Keep only the lines that hold the string "bottom", filtering out the rest of the entries below.

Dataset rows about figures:
— begin —
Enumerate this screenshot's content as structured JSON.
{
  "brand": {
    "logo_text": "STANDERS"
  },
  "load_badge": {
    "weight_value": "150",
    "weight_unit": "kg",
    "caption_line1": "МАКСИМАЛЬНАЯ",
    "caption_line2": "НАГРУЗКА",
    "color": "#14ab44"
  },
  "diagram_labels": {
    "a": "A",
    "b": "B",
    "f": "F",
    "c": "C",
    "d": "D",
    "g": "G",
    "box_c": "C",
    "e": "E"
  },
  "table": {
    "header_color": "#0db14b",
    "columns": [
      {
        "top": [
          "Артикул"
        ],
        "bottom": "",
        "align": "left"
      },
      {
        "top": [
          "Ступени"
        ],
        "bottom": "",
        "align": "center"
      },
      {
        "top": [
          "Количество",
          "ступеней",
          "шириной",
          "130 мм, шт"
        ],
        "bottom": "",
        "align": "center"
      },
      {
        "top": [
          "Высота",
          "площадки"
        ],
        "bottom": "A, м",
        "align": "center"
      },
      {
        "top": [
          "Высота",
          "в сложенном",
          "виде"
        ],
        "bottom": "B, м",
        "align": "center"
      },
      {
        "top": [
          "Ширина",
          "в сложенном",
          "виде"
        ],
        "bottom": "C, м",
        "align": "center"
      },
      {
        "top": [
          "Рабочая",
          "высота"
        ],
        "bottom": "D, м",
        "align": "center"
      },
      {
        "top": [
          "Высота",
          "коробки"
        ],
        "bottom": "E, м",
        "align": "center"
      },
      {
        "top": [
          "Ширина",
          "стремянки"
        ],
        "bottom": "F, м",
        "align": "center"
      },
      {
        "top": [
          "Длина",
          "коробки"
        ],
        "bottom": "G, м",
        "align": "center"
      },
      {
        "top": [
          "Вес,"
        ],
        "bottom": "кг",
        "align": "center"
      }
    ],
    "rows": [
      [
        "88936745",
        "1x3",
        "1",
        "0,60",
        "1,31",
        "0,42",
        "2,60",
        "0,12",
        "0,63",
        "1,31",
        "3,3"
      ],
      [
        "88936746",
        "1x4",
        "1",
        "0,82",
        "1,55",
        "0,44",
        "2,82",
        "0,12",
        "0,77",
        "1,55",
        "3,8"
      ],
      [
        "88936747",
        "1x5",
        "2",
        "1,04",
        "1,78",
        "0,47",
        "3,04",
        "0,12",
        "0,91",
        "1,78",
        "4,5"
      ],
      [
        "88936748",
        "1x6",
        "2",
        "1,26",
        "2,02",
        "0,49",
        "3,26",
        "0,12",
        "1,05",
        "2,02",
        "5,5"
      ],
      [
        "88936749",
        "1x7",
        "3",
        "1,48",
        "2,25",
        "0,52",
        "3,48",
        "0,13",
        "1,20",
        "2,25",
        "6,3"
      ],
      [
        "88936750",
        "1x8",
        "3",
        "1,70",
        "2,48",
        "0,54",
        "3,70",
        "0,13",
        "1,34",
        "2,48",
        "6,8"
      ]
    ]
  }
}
— end —
PROBLEM SOLUTION
        "bottom": "",
        "bottom": "",
        "bottom": "",
        "bottom": "A, м",
        "bottom": "B, м",
        "bottom": "C, м",
        "bottom": "D, м",
        "bottom": "E, м",
        "bottom": "F, м",
        "bottom": "G, м",
        "bottom": "кг",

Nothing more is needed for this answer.